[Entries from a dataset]
[start]

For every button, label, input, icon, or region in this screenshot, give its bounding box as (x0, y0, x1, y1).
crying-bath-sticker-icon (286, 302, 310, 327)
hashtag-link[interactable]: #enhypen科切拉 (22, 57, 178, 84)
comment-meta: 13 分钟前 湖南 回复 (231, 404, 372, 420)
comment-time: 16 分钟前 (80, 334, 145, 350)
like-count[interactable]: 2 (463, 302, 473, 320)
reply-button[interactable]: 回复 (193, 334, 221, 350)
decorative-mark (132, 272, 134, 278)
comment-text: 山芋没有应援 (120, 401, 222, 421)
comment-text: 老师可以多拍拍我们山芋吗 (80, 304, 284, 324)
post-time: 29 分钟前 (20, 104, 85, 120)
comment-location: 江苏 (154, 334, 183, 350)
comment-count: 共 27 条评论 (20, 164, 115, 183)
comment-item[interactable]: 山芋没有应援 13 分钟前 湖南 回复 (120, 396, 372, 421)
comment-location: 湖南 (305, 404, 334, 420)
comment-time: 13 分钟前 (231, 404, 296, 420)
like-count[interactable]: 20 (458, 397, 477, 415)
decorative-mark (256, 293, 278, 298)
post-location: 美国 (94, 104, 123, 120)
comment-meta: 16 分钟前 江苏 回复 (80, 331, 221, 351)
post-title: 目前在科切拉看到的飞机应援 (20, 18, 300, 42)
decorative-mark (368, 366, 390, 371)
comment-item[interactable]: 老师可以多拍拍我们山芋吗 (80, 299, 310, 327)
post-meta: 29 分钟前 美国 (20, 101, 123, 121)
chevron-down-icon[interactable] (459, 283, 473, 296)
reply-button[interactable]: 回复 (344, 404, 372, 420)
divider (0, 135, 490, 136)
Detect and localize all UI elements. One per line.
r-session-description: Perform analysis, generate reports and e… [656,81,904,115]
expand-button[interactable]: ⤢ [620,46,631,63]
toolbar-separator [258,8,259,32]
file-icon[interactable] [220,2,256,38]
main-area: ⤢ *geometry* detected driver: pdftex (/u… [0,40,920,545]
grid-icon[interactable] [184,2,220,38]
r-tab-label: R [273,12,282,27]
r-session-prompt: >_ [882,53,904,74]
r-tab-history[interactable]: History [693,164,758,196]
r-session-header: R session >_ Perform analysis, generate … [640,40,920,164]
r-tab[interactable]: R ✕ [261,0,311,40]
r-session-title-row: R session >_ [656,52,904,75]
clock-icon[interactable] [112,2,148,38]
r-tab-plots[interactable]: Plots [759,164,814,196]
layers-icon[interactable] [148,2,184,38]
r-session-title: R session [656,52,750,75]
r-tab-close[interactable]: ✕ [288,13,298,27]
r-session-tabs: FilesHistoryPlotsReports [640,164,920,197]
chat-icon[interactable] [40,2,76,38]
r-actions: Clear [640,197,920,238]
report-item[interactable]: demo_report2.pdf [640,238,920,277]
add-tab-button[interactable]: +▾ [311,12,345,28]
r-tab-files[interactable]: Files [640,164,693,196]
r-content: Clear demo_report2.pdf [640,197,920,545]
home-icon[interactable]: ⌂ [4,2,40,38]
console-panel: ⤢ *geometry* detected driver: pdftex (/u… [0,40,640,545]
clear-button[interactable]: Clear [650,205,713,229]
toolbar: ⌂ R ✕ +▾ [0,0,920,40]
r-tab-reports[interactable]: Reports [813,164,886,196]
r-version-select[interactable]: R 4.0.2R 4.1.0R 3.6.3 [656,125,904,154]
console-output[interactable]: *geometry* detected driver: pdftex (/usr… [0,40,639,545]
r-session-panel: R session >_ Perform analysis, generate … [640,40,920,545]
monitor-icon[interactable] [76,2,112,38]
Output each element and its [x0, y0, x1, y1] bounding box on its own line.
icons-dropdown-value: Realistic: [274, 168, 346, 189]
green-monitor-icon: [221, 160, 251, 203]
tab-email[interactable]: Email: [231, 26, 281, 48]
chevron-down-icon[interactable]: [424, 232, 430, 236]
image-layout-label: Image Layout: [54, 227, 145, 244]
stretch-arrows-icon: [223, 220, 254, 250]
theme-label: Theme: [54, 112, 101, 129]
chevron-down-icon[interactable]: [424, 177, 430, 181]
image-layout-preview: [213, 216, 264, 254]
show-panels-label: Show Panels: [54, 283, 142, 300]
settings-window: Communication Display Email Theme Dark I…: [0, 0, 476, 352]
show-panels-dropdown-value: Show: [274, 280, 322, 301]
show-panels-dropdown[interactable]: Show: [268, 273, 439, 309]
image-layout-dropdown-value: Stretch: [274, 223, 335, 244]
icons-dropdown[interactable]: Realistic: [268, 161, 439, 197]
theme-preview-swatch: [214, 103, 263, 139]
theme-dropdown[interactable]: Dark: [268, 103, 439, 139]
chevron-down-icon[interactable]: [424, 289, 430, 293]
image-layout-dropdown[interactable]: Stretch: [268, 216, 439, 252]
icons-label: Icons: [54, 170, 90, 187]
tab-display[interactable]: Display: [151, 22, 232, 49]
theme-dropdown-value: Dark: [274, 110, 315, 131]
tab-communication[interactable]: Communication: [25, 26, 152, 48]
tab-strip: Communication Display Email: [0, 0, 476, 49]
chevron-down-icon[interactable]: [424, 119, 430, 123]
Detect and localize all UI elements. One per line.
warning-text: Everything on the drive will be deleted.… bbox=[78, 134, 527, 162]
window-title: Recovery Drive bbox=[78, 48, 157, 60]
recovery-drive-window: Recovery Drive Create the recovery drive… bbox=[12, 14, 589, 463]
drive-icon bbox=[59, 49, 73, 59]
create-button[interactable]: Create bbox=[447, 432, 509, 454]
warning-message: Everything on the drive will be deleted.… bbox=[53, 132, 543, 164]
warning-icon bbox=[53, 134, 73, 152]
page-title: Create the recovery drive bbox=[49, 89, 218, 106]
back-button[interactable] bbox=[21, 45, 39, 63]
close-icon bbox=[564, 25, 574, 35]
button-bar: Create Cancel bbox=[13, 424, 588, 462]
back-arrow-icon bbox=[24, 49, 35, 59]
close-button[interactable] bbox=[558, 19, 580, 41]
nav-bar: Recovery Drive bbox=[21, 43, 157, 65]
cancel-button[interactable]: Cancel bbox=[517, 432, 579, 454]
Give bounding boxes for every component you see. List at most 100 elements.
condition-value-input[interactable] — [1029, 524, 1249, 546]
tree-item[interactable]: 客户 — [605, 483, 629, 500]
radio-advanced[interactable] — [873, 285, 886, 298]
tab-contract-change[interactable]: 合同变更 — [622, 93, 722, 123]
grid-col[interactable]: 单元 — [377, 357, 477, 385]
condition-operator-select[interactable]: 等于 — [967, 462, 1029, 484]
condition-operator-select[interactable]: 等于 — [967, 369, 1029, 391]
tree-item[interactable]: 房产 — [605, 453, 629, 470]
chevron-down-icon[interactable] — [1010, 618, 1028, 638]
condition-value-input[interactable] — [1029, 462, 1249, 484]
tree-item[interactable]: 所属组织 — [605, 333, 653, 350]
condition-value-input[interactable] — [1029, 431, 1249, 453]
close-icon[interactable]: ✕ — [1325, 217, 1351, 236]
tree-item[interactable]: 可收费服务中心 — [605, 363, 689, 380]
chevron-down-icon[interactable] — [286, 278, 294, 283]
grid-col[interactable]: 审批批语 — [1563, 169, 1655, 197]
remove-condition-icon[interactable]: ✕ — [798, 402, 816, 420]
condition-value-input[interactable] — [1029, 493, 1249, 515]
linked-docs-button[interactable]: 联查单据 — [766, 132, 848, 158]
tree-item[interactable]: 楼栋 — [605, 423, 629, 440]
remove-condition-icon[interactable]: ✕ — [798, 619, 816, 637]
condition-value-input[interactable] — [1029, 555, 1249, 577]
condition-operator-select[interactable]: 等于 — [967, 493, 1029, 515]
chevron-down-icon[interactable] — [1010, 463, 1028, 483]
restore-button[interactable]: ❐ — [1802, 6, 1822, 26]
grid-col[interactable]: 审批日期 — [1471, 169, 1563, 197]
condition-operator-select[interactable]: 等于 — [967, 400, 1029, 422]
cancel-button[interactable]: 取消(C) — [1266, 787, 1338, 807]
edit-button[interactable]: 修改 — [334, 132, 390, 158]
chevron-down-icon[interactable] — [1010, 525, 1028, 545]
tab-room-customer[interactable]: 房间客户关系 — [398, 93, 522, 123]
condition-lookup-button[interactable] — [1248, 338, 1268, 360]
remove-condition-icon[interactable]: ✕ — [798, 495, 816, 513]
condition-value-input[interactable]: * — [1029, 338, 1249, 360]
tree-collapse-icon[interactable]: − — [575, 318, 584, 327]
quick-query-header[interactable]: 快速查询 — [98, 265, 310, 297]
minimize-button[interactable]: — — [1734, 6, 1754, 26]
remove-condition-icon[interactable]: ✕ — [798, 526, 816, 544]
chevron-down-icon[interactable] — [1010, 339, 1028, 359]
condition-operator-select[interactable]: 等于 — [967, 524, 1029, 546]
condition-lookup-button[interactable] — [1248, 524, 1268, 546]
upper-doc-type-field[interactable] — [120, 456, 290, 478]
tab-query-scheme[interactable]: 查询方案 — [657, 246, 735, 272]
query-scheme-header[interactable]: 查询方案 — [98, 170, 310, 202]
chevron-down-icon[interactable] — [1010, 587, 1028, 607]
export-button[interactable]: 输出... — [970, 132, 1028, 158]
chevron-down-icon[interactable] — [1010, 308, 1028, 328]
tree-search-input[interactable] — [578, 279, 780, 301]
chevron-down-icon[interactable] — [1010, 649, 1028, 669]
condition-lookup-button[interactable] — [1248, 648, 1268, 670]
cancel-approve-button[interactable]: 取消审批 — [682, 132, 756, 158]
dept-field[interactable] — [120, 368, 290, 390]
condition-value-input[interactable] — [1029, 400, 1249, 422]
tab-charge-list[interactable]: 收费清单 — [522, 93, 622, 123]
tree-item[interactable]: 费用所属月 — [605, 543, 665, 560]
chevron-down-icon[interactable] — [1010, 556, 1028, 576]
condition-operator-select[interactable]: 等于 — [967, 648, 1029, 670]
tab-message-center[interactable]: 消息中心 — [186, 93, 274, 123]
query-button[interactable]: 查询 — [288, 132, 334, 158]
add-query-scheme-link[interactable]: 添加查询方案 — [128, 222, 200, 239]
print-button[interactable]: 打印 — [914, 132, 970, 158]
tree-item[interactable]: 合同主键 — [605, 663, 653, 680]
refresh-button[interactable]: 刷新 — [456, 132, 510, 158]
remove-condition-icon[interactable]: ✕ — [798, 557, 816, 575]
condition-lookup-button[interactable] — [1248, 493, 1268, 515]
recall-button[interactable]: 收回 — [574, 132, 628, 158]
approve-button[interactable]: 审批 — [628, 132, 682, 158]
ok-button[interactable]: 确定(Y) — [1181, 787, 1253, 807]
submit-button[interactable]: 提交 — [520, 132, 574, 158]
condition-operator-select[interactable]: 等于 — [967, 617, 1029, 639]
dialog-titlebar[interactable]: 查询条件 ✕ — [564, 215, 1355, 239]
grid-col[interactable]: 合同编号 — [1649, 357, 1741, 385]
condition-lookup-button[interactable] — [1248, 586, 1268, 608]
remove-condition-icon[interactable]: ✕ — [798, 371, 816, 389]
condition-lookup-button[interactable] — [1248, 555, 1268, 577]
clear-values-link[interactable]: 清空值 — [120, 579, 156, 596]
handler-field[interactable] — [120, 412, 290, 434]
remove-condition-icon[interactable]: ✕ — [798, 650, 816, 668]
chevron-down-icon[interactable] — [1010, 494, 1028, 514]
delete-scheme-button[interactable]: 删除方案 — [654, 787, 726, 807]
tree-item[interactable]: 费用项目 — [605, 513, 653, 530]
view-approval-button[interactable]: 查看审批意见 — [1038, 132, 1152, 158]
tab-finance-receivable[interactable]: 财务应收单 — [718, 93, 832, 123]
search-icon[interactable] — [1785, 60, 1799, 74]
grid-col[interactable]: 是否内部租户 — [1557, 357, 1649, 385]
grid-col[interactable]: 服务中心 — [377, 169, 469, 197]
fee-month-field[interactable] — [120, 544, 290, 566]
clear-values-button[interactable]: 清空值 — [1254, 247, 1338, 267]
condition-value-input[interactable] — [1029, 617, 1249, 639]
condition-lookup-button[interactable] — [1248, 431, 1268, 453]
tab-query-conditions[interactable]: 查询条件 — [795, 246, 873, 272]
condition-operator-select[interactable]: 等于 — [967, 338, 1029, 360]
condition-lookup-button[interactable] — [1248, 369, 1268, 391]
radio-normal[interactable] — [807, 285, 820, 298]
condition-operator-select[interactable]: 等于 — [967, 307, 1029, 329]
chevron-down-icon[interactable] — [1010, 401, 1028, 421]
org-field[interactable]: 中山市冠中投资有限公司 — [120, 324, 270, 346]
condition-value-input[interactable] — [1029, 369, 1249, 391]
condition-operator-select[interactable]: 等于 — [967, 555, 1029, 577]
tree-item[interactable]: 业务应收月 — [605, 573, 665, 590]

[end]

**Task**
Please copy out the entries word for word, from the first entry through the line containing "main-area: ⤢ *geometry*", including both ends.

**Solution for this exercise**
For every button, label, input, icon, or region in this screenshot, give its bounding box as (x0, y0, x1, y1).
crying-bath-sticker-icon (286, 302, 310, 327)
hashtag-link[interactable]: #enhypen科切拉 (22, 57, 178, 84)
comment-meta: 13 分钟前 湖南 回复 (231, 404, 372, 420)
comment-time: 16 分钟前 (80, 334, 145, 350)
like-count[interactable]: 2 (463, 302, 473, 320)
reply-button[interactable]: 回复 (193, 334, 221, 350)
decorative-mark (132, 272, 134, 278)
comment-text: 山芋没有应援 (120, 401, 222, 421)
comment-text: 老师可以多拍拍我们山芋吗 (80, 304, 284, 324)
post-time: 29 分钟前 (20, 104, 85, 120)
comment-location: 江苏 (154, 334, 183, 350)
comment-count: 共 27 条评论 (20, 164, 115, 183)
comment-item[interactable]: 山芋没有应援 13 分钟前 湖南 回复 (120, 396, 372, 421)
comment-location: 湖南 (305, 404, 334, 420)
comment-time: 13 分钟前 (231, 404, 296, 420)
like-count[interactable]: 20 (458, 397, 477, 415)
decorative-mark (256, 293, 278, 298)
post-location: 美国 (94, 104, 123, 120)
comment-meta: 16 分钟前 江苏 回复 (80, 331, 221, 351)
post-title: 目前在科切拉看到的飞机应援 (20, 18, 300, 42)
decorative-mark (368, 366, 390, 371)
comment-item[interactable]: 老师可以多拍拍我们山芋吗 (80, 299, 310, 327)
post-meta: 29 分钟前 美国 (20, 101, 123, 121)
chevron-down-icon[interactable] (459, 283, 473, 296)
reply-button[interactable]: 回复 (344, 404, 372, 420)
divider (0, 135, 490, 136)
Detect and localize all UI elements. One per line.
r-session-description: Perform analysis, generate reports and e… [656,81,904,115]
expand-button[interactable]: ⤢ [620,46,631,63]
toolbar-separator [258,8,259,32]
file-icon[interactable] [220,2,256,38]
main-area: ⤢ *geometry* detected driver: pdftex (/u… [0,40,920,545]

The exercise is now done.